(Source records)
============

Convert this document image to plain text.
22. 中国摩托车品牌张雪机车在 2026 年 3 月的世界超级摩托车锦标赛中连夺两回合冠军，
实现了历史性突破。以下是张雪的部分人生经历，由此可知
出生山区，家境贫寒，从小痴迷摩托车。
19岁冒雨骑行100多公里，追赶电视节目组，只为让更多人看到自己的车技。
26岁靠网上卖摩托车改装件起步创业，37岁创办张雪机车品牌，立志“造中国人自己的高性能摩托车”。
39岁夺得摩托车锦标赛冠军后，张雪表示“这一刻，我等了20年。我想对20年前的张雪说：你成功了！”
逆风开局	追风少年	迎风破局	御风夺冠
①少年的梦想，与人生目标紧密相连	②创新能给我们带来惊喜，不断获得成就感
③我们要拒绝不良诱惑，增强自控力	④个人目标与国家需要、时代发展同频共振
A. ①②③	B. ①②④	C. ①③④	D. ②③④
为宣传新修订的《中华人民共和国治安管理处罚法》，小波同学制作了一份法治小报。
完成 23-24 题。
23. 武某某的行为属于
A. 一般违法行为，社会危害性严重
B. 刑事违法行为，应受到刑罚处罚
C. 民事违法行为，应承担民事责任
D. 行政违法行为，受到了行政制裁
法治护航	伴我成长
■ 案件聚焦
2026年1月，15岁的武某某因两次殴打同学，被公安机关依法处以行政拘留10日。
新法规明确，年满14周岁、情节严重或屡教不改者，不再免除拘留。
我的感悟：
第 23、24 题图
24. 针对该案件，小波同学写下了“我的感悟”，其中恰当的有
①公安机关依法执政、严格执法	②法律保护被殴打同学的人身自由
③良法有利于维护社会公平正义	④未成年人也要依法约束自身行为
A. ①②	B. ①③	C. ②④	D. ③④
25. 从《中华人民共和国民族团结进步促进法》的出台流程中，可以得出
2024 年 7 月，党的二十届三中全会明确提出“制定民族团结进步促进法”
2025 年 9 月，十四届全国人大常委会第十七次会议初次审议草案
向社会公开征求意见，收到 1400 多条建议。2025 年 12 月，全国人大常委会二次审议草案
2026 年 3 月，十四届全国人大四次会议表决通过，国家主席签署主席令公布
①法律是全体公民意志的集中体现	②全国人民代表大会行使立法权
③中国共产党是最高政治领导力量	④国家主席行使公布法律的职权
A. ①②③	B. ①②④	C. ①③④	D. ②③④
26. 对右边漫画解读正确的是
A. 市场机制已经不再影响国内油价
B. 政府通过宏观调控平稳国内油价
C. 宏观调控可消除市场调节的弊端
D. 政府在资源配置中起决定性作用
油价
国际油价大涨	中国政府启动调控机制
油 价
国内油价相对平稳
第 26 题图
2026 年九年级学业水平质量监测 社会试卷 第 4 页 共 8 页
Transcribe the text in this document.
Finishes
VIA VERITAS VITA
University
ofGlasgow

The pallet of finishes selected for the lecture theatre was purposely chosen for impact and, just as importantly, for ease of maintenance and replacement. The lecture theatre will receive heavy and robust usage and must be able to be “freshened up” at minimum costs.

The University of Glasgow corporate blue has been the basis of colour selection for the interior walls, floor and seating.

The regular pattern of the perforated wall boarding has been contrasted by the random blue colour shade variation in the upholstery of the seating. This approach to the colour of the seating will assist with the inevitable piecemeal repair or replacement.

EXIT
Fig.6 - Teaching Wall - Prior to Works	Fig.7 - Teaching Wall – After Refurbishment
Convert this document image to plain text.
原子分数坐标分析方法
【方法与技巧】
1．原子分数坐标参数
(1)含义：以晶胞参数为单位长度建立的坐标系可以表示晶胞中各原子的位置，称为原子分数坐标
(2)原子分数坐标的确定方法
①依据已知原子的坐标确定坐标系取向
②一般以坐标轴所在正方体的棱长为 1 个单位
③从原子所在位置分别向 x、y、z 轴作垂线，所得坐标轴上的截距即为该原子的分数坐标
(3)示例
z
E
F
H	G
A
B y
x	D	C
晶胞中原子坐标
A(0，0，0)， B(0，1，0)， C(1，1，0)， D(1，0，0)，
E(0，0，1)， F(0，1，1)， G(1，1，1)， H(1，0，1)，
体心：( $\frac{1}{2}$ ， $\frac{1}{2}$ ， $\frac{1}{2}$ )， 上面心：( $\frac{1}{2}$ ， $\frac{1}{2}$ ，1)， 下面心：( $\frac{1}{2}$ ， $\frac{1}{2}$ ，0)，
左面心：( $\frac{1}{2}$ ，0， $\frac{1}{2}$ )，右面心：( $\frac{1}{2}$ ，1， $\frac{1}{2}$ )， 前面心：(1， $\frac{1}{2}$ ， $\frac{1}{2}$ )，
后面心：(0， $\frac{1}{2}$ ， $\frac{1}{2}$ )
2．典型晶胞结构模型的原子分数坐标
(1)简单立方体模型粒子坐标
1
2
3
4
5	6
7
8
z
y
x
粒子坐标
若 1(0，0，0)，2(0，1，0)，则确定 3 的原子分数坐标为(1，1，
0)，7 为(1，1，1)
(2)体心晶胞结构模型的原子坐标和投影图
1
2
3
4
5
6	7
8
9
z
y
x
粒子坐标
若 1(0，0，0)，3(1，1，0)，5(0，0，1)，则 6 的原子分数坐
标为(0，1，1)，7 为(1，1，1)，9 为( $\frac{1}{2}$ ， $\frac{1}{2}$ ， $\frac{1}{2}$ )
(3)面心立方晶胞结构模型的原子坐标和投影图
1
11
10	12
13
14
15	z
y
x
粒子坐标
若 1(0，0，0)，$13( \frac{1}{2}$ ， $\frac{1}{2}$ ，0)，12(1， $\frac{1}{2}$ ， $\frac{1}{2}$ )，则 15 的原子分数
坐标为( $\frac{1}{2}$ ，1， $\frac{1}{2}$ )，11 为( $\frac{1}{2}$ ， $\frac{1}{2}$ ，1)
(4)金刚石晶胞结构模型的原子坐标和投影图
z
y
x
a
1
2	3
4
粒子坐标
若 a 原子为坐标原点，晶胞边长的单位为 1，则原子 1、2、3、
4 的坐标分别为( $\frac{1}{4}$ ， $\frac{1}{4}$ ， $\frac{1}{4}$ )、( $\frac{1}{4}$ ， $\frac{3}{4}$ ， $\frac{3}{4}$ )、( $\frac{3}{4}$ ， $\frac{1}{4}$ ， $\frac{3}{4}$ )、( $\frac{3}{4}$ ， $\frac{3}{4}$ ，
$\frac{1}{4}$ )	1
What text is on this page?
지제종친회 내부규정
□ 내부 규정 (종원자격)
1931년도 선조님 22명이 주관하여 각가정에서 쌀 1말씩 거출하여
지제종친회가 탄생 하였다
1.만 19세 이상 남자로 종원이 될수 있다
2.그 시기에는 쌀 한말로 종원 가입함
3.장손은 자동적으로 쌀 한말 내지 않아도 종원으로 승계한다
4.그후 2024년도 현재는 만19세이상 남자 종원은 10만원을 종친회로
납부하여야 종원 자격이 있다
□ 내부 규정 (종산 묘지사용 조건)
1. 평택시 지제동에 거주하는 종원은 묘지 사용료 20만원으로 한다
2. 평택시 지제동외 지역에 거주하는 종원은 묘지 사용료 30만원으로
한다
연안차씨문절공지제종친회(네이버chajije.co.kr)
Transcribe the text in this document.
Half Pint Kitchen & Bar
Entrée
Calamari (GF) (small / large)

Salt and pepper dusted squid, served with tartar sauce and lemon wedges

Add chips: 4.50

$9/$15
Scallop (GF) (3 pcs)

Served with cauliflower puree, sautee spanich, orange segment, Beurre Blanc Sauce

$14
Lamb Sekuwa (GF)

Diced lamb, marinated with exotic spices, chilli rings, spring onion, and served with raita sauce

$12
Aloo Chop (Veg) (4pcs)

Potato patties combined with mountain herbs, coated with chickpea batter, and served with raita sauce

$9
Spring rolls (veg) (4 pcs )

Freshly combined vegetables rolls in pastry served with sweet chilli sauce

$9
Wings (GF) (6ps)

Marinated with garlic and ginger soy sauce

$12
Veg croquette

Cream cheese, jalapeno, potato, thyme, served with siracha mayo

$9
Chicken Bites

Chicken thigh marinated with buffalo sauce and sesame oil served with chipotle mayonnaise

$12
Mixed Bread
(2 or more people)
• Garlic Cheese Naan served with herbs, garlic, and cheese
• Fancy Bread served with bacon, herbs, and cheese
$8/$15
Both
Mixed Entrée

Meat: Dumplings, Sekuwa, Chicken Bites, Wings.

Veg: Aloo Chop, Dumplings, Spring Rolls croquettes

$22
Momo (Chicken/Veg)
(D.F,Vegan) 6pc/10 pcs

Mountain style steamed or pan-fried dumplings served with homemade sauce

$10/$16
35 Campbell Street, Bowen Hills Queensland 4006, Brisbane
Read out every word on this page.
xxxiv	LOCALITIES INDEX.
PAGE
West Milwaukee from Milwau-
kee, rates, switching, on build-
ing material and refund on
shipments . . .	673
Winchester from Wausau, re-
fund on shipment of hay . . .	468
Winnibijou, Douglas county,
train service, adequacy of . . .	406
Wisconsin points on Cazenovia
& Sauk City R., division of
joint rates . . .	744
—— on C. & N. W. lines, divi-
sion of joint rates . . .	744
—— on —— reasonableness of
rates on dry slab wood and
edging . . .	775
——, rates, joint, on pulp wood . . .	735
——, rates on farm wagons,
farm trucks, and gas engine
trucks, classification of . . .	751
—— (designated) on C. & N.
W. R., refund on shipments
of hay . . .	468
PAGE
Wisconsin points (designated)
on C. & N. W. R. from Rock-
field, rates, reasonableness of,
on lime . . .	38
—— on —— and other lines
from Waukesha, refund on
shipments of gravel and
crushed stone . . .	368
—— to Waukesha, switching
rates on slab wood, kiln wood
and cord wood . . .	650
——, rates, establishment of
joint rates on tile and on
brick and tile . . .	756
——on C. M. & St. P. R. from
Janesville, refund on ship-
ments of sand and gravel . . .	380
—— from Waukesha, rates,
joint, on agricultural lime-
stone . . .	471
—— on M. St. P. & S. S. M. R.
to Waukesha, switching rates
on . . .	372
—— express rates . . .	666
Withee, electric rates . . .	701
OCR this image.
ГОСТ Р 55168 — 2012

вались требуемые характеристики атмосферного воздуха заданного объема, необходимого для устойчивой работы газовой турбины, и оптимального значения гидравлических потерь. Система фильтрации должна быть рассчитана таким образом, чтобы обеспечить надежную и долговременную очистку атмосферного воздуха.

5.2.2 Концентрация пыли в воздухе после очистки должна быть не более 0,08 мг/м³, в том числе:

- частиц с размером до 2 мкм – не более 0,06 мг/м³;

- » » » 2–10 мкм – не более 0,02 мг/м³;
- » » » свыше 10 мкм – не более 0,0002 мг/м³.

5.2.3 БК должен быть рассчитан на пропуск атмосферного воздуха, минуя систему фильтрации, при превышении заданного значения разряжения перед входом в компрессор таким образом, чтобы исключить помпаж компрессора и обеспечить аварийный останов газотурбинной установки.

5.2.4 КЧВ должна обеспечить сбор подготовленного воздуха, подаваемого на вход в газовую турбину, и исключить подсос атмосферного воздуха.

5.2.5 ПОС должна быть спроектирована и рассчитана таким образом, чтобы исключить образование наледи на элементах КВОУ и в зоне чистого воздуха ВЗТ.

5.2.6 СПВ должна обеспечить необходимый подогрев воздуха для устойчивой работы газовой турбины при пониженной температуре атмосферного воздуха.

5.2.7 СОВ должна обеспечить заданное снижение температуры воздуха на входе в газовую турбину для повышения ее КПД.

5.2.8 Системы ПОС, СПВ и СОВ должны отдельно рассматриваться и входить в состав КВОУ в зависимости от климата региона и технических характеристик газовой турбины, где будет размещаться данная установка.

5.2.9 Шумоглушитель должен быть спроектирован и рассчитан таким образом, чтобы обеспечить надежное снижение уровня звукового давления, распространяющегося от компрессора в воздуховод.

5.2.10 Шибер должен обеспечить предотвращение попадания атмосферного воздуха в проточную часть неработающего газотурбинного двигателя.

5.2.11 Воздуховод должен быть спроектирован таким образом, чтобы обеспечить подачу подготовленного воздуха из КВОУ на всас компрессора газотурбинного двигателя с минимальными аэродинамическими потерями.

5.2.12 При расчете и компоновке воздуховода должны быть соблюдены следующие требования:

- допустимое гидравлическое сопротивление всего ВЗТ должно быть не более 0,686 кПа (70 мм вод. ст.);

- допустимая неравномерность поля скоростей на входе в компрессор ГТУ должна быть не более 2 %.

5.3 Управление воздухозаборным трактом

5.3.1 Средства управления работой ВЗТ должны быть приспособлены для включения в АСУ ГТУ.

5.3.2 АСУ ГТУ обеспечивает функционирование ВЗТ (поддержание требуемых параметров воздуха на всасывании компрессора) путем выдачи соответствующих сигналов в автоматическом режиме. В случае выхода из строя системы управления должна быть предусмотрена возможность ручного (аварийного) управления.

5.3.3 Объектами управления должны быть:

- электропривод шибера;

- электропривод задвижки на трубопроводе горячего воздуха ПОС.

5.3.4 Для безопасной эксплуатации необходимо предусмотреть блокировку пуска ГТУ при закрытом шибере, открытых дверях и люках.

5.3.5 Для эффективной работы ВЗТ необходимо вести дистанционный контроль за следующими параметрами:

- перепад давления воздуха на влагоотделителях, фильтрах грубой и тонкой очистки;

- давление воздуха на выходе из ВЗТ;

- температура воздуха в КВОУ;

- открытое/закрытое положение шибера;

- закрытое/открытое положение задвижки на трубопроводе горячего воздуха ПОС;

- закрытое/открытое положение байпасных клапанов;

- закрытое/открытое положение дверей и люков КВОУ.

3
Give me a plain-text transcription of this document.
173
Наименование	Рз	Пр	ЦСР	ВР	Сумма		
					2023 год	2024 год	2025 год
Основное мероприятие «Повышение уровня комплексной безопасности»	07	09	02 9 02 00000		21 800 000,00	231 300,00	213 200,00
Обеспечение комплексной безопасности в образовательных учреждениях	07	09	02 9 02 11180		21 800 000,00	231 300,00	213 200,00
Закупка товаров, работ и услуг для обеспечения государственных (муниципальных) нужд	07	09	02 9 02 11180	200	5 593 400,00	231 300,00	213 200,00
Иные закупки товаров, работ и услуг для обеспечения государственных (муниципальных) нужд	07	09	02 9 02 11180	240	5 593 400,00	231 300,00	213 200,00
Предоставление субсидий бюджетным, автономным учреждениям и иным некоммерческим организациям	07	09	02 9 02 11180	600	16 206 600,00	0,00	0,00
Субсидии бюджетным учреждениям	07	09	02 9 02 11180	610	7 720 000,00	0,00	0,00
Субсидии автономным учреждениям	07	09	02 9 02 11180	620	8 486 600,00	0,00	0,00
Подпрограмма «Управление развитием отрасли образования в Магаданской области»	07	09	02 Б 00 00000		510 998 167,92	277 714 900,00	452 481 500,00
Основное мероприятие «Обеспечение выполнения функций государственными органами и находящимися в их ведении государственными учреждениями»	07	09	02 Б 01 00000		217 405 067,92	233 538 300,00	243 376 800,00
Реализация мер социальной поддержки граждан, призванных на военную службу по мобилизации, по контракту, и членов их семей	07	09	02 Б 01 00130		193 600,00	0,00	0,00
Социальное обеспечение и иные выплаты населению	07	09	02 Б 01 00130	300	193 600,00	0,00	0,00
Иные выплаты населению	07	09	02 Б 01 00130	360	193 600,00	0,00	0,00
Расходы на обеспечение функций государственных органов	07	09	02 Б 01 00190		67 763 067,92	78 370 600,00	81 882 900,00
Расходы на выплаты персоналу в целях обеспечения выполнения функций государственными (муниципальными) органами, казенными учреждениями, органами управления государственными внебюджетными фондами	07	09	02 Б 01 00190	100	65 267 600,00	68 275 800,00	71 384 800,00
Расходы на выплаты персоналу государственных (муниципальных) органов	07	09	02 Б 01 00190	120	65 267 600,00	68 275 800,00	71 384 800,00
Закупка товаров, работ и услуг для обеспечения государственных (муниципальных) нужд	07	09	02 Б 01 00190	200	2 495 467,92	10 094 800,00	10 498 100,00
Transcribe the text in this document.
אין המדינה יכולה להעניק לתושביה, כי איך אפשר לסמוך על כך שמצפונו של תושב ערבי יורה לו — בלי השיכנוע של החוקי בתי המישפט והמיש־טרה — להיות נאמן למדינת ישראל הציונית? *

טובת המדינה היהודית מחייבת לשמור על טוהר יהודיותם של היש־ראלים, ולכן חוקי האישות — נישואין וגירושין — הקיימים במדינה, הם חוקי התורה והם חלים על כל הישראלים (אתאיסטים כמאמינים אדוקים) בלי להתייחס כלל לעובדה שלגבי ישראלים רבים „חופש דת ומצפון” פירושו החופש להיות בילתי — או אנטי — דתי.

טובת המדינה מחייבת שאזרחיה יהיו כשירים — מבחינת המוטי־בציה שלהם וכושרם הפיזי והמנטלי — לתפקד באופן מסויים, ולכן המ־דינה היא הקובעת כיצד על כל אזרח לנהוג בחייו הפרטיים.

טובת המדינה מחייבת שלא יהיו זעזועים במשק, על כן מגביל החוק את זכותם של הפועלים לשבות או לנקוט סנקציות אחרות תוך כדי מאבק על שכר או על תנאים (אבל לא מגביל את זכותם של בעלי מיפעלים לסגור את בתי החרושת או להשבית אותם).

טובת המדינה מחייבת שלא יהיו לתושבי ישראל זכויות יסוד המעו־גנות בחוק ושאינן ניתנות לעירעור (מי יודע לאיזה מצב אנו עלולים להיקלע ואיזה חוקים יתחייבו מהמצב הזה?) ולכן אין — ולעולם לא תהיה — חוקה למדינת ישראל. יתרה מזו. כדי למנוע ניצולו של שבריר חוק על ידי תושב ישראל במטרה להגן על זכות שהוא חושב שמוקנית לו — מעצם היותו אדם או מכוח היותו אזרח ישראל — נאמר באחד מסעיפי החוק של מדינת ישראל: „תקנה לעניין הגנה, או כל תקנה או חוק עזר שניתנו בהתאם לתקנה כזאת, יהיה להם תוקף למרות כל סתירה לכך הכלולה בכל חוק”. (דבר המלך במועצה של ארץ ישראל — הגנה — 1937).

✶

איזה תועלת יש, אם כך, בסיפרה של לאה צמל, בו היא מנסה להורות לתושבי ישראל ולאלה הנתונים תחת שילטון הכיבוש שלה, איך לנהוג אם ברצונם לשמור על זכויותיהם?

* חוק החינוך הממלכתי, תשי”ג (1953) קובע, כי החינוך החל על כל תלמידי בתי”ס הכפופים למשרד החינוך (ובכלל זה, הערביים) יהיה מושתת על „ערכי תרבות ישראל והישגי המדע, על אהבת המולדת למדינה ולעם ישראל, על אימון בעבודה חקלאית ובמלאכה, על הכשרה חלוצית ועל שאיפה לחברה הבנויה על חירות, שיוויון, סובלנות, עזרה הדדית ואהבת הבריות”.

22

============

Gather up, from the records above, each line where the word "рассчитана" appears.

вались требуемые характеристики атмосферного воздуха заданного объема, необходимого для устойчивой работы газовой турбины, и оптимального значения гидравлических потерь. Система фильтрации должна быть рассчитана таким образом, чтобы обеспечить надежную и долговременную очистку атмосферного воздуха.
5.2.5 ПОС должна быть спроектирована и рассчитана таким образом, чтобы исключить образование наледи на элементах КВОУ и в зоне чистого воздуха ВЗТ.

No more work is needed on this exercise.